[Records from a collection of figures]
:::

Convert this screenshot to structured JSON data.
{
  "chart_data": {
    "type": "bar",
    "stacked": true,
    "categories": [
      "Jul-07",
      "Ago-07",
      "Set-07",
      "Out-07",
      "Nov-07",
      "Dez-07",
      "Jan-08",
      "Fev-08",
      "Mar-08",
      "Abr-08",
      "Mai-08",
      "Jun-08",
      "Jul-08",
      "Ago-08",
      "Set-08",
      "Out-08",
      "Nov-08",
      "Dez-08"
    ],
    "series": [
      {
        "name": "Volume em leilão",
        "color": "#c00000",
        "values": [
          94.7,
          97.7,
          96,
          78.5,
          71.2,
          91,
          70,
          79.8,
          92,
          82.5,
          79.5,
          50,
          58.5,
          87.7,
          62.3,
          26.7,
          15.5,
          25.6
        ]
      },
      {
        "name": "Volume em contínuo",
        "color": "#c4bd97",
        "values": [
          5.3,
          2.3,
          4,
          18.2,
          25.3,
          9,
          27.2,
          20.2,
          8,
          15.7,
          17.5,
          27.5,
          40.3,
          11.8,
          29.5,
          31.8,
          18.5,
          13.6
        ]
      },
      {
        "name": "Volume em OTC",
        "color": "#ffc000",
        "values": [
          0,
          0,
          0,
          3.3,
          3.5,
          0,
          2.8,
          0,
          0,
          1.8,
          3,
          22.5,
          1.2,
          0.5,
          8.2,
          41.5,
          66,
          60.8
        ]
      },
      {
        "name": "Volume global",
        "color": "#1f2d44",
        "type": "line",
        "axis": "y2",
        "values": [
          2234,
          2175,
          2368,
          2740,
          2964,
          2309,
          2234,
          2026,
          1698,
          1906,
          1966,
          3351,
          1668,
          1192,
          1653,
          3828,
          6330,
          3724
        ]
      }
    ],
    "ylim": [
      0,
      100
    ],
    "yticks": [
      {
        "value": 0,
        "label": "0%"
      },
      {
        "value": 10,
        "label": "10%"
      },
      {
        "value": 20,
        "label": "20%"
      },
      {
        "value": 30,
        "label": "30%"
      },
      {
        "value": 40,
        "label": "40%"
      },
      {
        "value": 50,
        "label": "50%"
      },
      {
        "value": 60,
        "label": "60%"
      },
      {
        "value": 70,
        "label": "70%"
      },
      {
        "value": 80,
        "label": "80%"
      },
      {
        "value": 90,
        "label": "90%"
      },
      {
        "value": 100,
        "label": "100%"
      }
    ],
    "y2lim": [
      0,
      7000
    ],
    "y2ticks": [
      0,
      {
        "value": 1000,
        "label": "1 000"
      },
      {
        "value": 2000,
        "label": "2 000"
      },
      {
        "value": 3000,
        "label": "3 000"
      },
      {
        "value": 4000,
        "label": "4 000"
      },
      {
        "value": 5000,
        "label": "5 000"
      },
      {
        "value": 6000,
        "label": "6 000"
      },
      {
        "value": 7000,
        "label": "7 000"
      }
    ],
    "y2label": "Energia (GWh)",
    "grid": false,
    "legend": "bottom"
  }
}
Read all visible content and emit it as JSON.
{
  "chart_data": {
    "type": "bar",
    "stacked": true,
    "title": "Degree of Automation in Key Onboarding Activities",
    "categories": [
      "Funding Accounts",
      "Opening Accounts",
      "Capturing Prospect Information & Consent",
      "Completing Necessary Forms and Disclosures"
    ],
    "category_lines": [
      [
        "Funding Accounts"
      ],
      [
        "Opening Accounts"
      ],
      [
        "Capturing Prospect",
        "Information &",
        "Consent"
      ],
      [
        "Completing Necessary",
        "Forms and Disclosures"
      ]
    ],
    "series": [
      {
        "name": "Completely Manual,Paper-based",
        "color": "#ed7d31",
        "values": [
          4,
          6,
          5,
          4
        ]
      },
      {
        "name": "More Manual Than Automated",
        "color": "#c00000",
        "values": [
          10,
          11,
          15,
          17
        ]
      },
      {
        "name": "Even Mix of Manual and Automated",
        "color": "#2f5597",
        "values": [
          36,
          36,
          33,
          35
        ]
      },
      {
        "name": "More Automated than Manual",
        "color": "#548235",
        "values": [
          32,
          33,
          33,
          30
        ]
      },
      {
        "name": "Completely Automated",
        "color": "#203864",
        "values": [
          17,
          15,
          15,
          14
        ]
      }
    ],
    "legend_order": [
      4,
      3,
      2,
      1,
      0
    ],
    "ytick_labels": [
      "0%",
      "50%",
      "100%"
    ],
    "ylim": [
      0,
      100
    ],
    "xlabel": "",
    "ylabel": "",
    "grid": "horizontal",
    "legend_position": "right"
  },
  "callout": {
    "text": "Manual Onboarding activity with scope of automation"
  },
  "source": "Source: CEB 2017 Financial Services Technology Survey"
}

:::

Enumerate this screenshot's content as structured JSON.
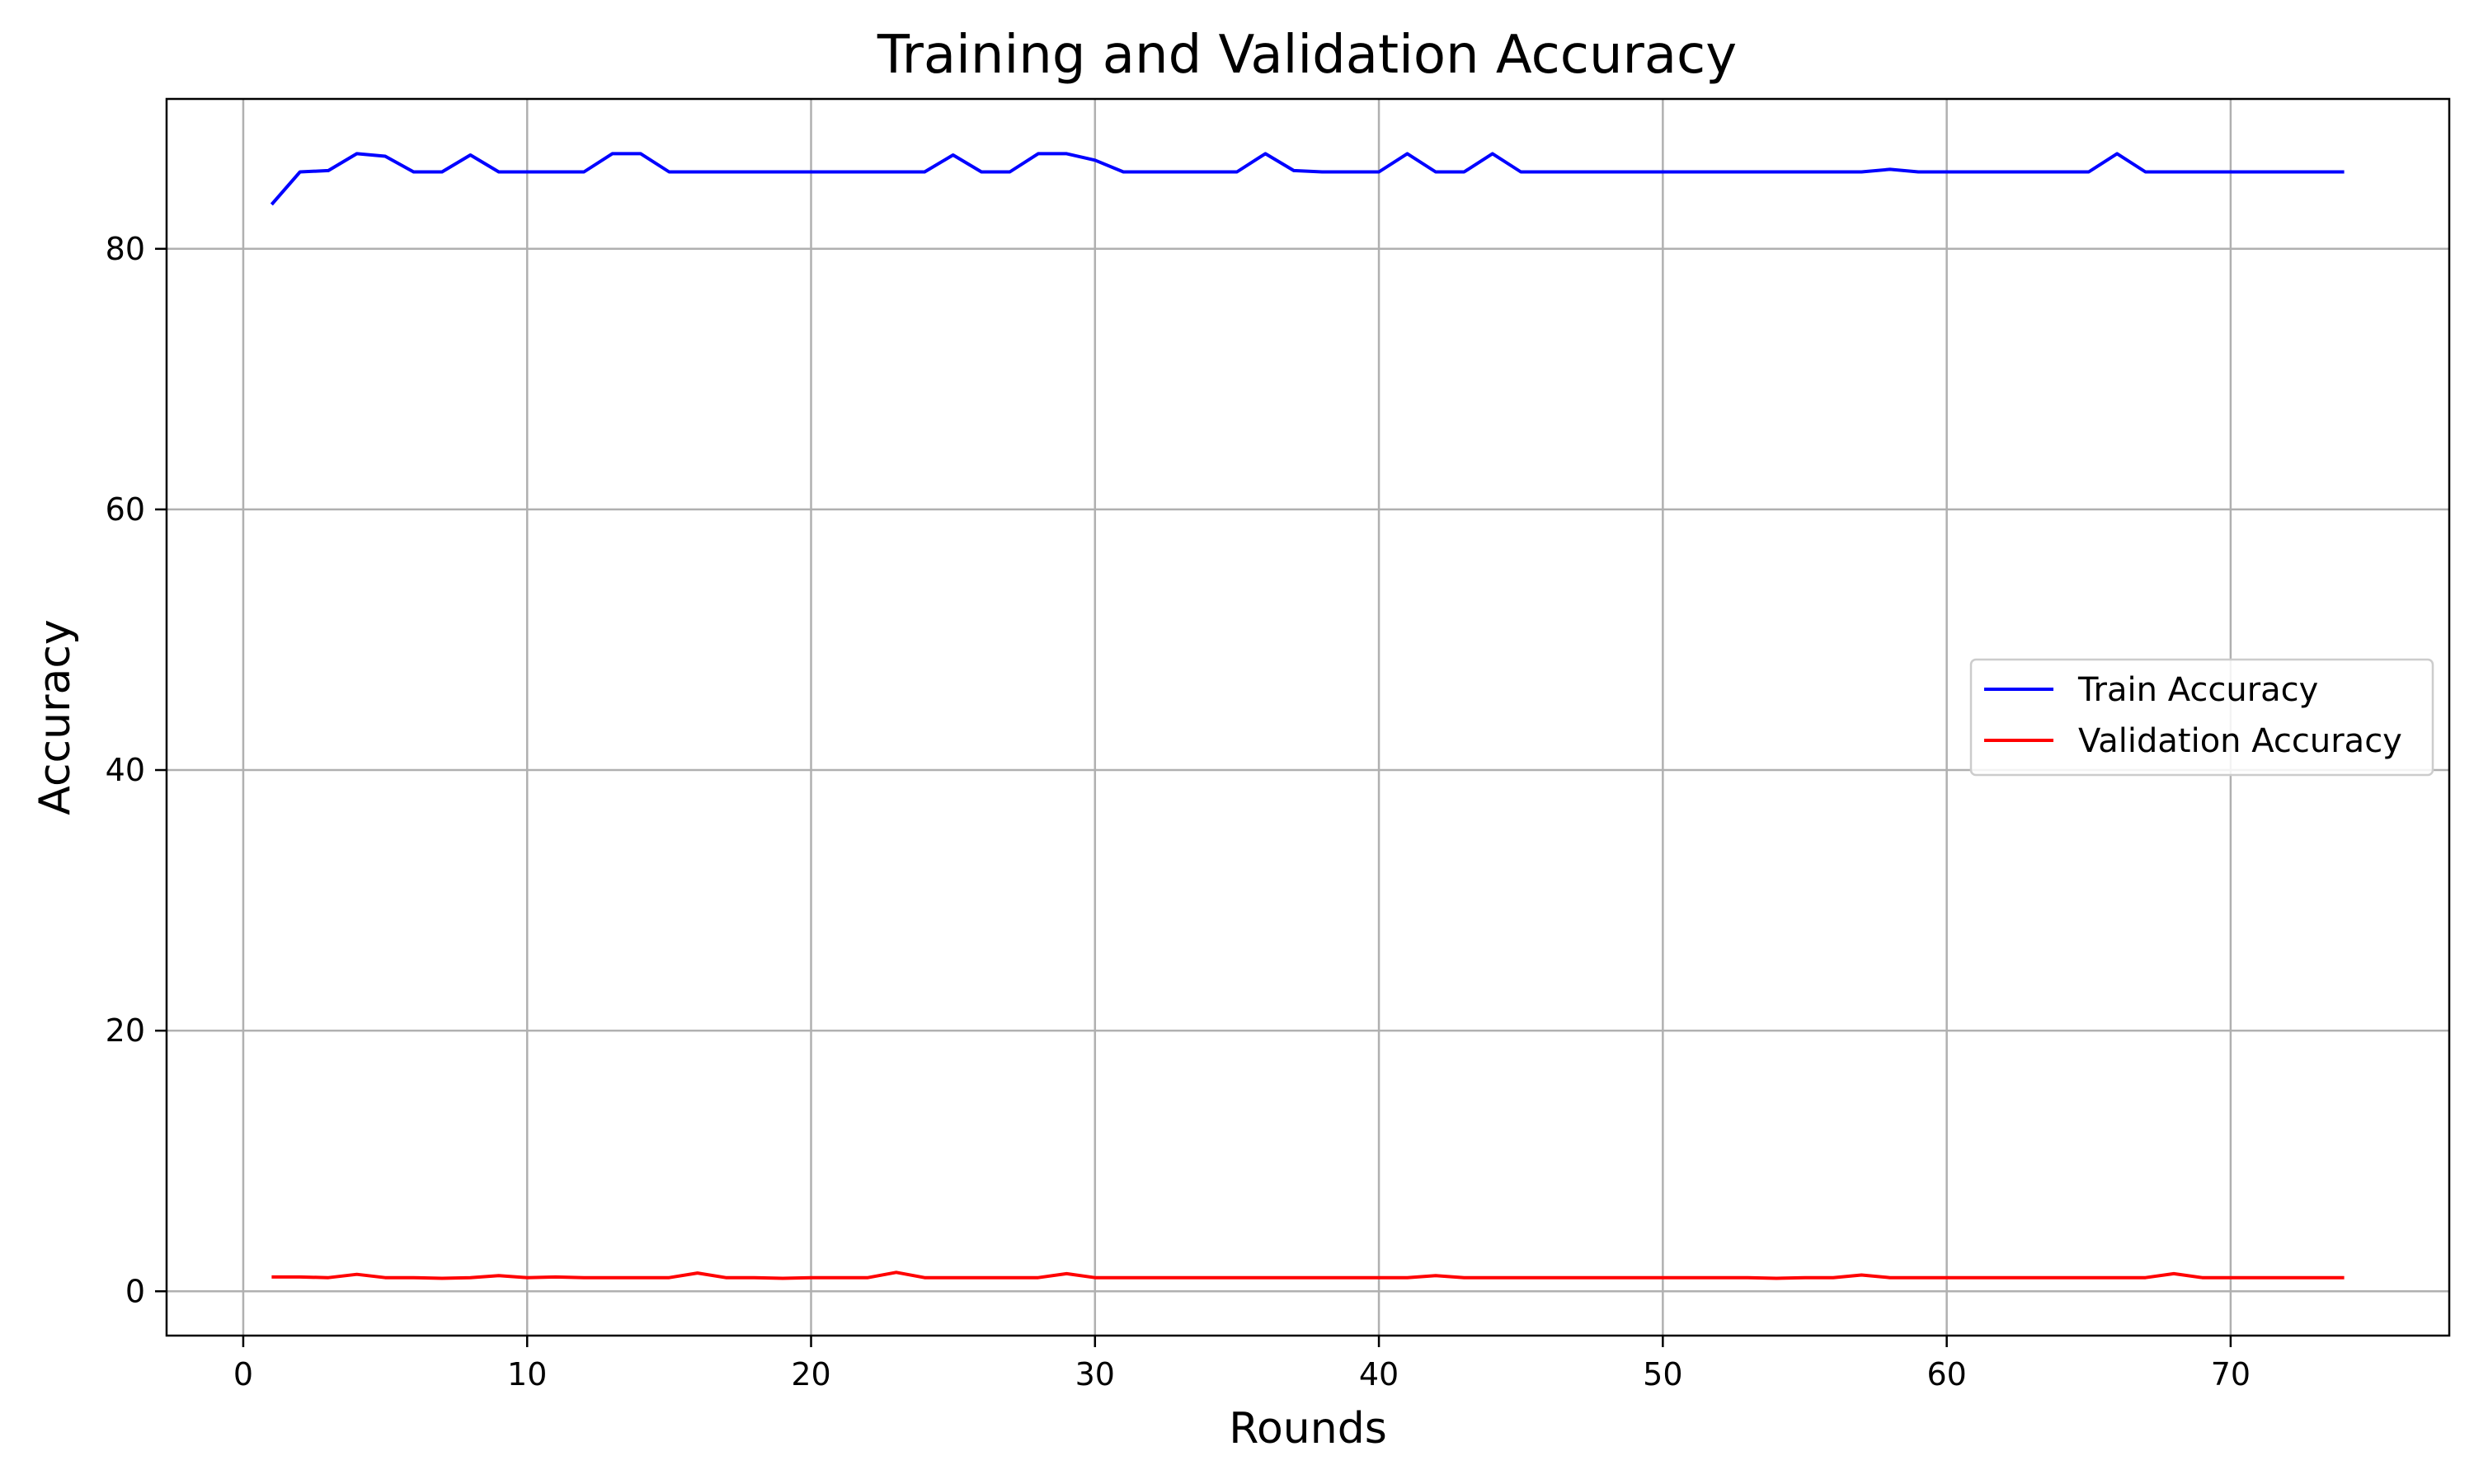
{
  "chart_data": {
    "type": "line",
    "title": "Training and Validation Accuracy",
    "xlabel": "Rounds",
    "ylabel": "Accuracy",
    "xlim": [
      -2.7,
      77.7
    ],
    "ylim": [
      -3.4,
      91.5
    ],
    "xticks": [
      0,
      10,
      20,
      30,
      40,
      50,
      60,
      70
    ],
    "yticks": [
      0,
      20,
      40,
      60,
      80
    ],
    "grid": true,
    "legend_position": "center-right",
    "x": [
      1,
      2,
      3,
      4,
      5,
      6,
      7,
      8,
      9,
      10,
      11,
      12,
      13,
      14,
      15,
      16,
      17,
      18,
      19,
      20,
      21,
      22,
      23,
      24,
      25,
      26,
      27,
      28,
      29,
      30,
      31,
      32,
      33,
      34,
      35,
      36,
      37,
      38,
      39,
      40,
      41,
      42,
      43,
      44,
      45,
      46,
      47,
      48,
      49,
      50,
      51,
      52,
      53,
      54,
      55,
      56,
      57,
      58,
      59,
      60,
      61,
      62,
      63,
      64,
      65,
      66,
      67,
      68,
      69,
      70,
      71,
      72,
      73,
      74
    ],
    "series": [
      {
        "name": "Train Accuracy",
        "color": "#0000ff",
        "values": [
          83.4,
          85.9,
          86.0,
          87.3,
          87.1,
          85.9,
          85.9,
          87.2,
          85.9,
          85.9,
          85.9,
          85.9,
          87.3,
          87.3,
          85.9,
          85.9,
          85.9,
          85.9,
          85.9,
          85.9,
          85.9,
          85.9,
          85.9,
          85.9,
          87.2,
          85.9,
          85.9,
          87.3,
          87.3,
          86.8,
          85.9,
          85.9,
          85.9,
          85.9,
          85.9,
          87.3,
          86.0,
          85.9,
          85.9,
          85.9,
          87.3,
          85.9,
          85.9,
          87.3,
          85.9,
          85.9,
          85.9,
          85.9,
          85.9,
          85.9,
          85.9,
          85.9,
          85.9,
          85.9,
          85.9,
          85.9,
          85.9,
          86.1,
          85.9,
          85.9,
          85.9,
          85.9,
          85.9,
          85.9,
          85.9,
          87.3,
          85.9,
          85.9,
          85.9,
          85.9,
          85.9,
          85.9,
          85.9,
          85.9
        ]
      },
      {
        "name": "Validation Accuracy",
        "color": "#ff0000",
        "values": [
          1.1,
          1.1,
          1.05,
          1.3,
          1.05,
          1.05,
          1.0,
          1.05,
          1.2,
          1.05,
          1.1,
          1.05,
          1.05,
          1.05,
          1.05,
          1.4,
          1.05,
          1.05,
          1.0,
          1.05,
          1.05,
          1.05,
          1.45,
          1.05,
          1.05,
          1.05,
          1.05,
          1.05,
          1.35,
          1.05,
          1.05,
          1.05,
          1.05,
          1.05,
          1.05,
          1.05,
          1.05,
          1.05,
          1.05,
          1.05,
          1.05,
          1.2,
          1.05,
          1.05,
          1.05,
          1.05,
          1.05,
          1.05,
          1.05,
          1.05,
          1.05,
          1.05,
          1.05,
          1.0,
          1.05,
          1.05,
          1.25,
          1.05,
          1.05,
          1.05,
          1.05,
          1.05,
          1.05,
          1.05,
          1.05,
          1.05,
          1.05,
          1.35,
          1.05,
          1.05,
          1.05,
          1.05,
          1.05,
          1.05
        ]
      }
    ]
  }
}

:::

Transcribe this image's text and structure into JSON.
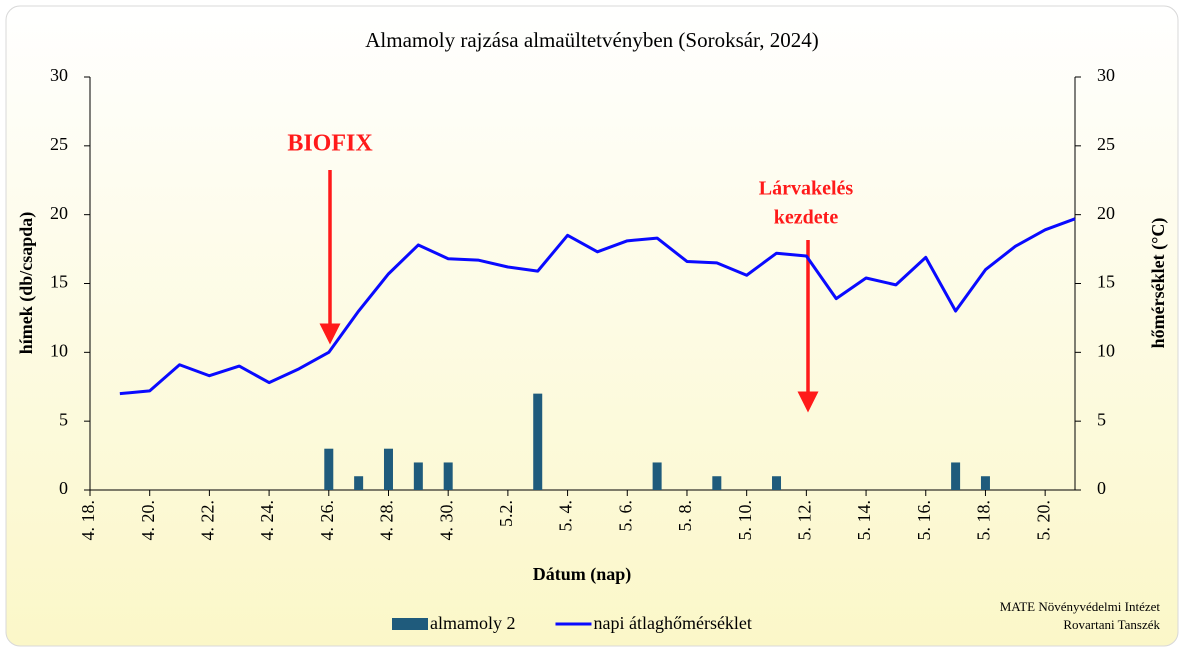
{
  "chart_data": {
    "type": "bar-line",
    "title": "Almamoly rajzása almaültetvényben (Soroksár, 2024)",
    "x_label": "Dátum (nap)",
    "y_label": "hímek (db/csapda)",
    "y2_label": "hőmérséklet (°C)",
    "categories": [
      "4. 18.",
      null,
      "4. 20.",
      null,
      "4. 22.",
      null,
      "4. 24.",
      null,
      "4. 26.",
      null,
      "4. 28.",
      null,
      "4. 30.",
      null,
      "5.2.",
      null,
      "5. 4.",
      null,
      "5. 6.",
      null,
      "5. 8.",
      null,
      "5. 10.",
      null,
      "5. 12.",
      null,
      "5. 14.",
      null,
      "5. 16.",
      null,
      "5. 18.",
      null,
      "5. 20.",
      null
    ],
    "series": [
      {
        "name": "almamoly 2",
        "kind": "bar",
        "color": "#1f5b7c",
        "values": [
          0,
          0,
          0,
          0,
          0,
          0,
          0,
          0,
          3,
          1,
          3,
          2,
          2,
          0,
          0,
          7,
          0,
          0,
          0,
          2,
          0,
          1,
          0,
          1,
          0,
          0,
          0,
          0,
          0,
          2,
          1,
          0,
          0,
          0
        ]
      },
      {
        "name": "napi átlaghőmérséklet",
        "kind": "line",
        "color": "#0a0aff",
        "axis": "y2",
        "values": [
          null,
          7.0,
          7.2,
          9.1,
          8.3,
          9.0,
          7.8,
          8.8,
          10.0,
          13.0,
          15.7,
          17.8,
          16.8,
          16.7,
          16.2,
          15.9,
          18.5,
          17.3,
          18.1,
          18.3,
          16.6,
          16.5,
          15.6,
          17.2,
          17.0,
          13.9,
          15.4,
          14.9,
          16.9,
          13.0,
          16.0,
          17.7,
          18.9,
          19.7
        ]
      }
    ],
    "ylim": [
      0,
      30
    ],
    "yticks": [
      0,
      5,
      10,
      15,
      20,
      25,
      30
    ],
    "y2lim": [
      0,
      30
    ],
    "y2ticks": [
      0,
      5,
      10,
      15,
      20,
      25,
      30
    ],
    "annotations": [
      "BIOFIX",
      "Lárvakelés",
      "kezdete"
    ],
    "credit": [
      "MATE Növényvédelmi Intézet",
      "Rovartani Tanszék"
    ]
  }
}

:::

_What is being asked_: Make a copy of each line that contains the string "Forms".

_Full output_:
      "Completing Necessary Forms and Disclosures"
        "Forms and Disclosures"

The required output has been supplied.